▸ EXERCISE BRIEF: Collect all lines containing the word "Andrews" from the data.
--- Start of MATERIAL ---
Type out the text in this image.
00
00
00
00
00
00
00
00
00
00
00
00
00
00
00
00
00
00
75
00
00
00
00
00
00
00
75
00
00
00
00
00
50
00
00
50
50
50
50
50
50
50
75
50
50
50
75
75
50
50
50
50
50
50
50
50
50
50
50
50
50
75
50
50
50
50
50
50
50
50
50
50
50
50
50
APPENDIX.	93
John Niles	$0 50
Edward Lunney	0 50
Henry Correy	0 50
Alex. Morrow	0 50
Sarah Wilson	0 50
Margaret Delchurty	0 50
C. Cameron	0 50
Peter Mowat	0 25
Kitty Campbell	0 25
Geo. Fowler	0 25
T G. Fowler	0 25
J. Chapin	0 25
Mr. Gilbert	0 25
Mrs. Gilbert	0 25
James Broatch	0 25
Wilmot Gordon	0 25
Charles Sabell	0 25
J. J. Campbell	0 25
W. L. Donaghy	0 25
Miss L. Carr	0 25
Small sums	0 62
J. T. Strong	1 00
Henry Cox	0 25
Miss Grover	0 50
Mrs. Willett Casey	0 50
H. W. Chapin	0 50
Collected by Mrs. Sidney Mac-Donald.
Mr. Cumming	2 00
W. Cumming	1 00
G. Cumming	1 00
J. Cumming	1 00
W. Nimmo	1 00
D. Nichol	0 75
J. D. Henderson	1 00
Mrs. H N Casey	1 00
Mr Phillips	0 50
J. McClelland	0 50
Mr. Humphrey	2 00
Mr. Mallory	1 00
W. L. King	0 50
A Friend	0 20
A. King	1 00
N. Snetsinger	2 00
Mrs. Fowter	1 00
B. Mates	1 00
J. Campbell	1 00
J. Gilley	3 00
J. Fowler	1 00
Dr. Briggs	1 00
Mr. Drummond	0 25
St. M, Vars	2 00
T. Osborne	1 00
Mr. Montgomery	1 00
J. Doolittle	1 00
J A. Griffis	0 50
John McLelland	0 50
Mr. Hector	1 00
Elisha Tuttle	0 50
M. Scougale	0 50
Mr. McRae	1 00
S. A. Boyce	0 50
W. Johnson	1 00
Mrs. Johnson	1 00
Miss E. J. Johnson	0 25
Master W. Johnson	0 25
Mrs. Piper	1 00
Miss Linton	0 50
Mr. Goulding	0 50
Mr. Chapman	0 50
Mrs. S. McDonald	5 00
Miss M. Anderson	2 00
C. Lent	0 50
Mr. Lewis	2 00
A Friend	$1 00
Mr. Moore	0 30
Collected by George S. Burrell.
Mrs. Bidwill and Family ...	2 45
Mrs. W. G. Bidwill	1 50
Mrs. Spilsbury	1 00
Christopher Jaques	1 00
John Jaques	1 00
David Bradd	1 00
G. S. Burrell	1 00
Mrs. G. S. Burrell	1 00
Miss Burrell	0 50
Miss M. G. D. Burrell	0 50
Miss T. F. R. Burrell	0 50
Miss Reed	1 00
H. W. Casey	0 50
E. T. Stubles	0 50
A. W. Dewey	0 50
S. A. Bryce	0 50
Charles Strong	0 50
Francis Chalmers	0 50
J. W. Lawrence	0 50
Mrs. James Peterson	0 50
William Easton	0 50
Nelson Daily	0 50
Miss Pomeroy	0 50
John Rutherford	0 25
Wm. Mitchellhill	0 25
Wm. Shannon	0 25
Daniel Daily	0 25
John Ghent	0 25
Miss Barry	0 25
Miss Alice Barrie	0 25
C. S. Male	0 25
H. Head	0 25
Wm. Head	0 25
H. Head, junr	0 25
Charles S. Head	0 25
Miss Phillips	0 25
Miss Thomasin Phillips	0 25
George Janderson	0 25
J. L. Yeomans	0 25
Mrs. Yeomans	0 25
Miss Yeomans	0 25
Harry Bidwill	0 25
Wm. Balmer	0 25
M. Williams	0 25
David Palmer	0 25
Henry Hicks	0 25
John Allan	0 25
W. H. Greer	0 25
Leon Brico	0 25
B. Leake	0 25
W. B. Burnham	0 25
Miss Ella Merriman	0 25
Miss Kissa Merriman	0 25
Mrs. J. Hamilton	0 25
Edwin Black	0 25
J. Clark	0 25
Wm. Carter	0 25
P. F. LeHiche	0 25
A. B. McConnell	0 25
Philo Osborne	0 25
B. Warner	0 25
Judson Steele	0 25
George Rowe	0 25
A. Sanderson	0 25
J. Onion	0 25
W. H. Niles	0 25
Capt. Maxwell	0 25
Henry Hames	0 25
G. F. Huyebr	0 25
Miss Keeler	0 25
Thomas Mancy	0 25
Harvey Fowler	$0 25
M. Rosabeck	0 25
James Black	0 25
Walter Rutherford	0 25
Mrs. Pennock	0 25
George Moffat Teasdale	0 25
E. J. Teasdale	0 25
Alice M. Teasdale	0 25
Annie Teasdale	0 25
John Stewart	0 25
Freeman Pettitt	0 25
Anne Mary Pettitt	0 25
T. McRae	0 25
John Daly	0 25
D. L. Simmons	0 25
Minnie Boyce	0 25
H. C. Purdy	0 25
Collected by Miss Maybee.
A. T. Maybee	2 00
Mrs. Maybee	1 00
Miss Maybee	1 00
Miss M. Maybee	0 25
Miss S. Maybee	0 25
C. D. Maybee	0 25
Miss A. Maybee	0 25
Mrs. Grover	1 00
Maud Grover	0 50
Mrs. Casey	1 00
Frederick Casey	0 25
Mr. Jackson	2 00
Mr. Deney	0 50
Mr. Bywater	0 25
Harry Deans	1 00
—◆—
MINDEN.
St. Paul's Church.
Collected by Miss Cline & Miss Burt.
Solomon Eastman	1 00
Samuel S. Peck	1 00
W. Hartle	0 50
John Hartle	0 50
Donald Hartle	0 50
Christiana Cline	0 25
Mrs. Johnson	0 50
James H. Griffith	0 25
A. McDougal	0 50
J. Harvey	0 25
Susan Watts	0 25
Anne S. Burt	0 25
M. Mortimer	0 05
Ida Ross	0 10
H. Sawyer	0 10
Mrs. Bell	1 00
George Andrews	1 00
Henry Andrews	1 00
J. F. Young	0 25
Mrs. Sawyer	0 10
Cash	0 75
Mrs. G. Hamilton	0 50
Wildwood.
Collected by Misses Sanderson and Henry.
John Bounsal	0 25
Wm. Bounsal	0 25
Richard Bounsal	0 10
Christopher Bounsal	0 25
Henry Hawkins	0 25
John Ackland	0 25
--- End of MATERIAL ---
▸ ANSWER TO THE PROBLEM:
George Andrews	1 00
Henry Andrews	1 00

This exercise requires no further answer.